» **REQUIREMENTS**
Report the count of lines containing the word "jízdu" in the entries below, and nothing more.

(Lines of data)
++++++++++
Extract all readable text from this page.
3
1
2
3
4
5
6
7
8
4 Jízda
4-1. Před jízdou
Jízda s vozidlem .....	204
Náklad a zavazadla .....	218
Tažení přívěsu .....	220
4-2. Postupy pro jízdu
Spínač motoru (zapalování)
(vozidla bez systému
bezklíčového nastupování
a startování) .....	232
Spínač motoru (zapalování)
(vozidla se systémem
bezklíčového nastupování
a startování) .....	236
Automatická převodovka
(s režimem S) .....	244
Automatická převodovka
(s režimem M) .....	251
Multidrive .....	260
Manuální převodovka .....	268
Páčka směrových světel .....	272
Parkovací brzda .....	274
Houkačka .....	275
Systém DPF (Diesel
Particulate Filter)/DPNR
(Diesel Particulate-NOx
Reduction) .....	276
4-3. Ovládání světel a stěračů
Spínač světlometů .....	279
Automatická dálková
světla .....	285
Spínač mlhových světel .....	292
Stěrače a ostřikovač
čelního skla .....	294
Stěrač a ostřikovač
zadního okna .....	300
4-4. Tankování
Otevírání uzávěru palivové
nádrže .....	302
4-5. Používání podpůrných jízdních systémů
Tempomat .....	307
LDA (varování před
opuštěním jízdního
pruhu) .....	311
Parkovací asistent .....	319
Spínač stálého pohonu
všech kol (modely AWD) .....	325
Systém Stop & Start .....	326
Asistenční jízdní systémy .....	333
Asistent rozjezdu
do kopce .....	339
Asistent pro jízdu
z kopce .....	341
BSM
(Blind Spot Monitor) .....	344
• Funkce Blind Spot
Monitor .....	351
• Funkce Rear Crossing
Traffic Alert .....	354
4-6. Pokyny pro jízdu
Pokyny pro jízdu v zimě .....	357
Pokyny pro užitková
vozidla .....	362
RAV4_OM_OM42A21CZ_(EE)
++++++++++
» **TASK RESPONSE**
4